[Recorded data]
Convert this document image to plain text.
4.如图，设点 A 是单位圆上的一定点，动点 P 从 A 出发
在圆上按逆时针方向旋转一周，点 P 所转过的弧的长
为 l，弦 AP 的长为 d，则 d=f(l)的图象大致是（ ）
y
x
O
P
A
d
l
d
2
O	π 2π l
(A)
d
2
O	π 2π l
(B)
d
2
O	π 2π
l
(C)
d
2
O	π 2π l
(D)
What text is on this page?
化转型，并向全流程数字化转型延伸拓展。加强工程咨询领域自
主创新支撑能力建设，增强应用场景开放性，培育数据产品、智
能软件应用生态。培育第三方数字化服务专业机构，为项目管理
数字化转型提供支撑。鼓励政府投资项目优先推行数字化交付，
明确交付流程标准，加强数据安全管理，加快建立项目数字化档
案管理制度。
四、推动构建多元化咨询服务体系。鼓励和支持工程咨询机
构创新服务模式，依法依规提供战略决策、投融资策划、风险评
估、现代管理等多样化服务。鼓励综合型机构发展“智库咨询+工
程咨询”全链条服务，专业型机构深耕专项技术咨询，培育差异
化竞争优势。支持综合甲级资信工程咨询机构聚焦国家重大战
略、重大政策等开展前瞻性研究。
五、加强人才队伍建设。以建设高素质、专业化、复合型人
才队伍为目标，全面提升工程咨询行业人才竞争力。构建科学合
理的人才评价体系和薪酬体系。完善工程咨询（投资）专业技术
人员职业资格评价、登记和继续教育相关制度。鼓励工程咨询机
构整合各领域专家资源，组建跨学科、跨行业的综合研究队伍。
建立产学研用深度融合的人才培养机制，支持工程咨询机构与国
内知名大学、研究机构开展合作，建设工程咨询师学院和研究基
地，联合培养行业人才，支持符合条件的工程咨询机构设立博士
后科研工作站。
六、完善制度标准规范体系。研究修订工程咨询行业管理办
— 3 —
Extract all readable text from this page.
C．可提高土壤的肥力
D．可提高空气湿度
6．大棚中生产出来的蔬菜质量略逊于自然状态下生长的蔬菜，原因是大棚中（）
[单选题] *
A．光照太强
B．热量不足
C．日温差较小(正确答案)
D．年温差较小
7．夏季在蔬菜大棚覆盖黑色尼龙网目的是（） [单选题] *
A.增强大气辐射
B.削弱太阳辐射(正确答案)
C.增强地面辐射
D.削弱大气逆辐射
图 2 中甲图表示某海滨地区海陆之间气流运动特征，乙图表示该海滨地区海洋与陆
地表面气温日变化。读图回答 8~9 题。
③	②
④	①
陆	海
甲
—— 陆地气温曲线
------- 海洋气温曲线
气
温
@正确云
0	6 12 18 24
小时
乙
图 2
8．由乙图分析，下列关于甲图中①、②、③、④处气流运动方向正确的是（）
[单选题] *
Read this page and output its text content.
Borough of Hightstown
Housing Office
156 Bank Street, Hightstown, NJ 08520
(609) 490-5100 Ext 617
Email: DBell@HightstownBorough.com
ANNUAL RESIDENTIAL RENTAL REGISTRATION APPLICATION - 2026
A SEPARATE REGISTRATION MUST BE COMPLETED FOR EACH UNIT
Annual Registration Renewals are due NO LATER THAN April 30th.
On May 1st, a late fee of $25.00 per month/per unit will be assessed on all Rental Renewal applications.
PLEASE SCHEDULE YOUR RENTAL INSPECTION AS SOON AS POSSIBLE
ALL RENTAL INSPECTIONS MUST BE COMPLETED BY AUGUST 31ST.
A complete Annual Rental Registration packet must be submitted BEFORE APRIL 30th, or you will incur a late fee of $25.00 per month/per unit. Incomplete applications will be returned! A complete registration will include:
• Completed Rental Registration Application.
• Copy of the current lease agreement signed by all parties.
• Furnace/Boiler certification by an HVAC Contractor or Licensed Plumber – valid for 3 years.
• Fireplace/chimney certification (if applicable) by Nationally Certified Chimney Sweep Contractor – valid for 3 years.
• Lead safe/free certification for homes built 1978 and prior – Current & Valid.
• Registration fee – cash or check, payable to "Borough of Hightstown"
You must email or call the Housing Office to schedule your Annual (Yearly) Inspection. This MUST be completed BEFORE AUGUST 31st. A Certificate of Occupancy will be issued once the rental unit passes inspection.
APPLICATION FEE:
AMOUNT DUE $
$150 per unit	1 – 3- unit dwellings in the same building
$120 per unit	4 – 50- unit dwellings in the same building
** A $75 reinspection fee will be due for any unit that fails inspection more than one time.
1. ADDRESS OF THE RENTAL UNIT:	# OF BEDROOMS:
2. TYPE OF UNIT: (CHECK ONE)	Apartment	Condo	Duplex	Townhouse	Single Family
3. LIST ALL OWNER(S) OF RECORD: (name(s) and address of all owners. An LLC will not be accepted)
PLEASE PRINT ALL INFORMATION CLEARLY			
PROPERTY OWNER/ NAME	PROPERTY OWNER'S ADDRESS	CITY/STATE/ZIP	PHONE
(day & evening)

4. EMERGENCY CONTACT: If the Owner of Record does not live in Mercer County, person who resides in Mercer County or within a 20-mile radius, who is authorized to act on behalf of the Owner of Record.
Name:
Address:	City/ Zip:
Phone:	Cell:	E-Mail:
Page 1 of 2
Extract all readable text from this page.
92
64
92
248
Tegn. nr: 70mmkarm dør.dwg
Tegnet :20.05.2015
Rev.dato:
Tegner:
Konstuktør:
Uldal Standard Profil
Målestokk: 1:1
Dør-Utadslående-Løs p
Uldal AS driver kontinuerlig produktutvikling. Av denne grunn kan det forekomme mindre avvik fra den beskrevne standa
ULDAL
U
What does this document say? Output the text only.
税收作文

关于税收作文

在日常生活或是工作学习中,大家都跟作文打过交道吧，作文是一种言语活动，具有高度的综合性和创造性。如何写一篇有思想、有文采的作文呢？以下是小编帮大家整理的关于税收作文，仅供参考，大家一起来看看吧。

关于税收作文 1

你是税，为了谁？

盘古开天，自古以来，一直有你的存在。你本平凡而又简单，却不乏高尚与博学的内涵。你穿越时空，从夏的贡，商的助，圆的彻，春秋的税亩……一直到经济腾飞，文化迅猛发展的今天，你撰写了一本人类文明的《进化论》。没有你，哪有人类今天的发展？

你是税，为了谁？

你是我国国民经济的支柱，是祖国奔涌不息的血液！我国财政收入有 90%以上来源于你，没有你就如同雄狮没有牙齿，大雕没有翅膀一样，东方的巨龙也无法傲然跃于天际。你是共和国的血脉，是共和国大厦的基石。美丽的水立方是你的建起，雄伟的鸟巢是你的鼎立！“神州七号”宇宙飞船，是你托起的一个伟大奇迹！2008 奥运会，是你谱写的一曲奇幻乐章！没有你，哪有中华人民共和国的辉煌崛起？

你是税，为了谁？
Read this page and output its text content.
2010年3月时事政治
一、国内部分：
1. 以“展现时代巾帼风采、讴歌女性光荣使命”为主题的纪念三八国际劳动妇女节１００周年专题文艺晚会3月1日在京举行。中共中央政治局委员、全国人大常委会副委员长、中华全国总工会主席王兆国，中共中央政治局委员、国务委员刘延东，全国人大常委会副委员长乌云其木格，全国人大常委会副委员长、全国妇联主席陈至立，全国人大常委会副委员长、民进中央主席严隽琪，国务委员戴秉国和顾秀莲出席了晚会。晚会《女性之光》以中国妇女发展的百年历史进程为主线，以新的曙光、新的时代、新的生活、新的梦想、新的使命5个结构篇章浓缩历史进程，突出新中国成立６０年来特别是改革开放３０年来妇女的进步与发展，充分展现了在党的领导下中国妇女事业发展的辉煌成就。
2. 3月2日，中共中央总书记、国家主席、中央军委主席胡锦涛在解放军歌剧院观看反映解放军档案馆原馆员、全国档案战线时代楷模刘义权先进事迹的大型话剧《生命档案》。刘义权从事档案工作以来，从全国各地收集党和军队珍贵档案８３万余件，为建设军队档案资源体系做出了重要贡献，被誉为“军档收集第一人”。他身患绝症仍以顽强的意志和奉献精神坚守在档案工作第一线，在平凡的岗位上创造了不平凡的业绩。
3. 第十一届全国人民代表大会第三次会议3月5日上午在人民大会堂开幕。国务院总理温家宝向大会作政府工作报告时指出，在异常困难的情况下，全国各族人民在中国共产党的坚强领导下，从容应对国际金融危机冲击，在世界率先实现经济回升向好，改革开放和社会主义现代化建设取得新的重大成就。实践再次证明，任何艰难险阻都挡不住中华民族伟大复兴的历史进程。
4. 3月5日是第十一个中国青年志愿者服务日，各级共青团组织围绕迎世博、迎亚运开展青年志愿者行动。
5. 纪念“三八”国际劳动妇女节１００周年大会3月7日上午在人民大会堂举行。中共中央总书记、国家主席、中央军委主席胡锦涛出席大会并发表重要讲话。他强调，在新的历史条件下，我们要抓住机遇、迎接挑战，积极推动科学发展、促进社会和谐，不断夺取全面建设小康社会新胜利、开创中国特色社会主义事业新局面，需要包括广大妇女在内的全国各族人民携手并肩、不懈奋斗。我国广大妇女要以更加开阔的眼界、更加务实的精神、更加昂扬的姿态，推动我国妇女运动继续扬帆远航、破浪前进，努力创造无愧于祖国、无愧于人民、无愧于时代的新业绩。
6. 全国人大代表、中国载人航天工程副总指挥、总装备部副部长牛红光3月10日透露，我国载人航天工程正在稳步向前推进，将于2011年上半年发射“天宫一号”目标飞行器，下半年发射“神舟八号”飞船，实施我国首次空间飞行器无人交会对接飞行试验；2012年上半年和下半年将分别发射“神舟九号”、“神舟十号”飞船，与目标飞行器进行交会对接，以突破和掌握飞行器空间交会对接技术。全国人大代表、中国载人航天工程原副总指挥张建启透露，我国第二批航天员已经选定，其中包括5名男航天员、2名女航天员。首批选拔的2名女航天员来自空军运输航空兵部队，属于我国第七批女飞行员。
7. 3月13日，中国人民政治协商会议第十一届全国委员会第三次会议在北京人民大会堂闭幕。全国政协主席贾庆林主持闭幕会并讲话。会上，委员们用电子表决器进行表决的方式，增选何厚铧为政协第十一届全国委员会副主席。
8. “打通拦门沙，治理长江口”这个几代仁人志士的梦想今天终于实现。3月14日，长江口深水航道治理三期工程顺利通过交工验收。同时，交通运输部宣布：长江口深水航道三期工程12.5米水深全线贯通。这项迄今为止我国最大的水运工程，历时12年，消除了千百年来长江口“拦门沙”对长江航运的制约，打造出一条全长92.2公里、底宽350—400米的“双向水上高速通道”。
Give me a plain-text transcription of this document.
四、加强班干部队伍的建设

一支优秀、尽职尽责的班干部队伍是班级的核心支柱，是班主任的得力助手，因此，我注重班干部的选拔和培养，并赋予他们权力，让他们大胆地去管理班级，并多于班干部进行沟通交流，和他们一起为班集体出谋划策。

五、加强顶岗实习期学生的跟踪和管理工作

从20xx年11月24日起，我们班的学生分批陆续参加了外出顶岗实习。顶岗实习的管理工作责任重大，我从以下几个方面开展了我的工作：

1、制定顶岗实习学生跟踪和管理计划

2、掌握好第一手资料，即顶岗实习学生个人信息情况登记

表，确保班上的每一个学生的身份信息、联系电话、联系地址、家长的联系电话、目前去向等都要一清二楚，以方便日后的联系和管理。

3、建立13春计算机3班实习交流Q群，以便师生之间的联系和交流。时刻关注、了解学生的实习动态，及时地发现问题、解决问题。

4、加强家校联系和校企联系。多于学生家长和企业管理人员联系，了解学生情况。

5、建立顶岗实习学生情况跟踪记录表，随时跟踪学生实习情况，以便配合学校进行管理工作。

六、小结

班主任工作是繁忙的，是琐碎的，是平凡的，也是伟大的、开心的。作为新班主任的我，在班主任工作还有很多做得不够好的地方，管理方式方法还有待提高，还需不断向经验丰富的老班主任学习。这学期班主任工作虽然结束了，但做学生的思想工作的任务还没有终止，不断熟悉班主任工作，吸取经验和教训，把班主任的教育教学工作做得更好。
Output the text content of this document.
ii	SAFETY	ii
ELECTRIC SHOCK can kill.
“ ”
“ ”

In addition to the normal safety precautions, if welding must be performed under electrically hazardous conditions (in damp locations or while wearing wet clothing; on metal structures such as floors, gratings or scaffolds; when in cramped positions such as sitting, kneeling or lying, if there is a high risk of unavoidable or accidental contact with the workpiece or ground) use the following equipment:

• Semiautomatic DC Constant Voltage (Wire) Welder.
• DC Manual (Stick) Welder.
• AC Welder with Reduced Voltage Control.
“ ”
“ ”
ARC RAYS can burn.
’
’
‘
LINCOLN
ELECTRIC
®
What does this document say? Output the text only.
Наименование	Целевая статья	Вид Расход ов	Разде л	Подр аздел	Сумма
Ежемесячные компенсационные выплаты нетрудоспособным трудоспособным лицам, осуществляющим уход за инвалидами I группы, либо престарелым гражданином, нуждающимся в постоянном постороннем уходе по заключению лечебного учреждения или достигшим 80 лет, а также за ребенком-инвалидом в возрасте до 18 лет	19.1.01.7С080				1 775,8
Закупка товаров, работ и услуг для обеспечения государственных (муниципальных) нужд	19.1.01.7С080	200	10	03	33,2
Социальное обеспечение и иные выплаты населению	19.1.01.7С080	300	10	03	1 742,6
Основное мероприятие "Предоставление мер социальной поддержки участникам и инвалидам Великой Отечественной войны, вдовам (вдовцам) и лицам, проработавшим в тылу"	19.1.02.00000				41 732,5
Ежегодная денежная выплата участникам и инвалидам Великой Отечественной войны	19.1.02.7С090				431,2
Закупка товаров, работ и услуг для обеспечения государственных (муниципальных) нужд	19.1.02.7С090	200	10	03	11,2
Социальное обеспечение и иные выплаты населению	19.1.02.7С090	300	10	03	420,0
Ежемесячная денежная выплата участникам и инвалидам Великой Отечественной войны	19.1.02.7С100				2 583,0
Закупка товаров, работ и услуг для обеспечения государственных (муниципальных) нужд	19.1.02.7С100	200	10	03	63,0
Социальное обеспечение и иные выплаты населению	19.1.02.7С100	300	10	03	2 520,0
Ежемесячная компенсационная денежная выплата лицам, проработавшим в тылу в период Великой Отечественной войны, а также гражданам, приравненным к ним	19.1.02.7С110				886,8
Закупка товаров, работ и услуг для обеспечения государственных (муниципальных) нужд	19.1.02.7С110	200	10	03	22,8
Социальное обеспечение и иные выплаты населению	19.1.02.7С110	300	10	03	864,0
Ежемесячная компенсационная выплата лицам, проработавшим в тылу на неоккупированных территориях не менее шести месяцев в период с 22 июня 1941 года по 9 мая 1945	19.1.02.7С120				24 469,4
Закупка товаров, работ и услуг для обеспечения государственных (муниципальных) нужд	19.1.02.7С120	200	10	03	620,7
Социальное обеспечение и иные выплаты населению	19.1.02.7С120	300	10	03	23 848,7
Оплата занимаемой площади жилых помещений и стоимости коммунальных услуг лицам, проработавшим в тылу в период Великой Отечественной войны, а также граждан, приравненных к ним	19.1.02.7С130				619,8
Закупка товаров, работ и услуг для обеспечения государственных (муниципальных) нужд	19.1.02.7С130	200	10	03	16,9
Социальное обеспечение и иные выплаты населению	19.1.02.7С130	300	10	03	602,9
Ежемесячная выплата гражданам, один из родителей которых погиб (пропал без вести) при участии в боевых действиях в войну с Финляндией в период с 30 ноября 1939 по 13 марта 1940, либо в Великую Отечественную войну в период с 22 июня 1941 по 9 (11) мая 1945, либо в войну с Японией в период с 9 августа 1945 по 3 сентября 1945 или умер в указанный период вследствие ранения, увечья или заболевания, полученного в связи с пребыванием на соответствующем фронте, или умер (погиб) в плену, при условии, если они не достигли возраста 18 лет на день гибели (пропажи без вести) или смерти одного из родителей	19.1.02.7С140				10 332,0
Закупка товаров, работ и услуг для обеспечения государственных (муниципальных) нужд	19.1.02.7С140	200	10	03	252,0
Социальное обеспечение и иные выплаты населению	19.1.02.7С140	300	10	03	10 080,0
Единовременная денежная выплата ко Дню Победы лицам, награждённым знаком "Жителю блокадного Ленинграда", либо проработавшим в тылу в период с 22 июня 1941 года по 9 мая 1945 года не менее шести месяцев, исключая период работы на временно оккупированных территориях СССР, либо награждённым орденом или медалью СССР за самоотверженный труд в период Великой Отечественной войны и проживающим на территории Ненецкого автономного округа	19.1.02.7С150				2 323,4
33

• _WRITTEN INSTRUCTION_:
Go through the records. Copy each line where "участникам" appears.

• _RESPONSE TO THE EXERCISE_:
Основное мероприятие "Предоставление мер социальной поддержки участникам и инвалидам Великой Отечественной войны, вдовам (вдовцам) и лицам, проработавшим в тылу"	19.1.02.00000				41 732,5
Ежегодная денежная выплата участникам и инвалидам Великой Отечественной войны	19.1.02.7С090				431,2
Ежемесячная денежная выплата участникам и инвалидам Великой Отечественной войны	19.1.02.7С100				2 583,0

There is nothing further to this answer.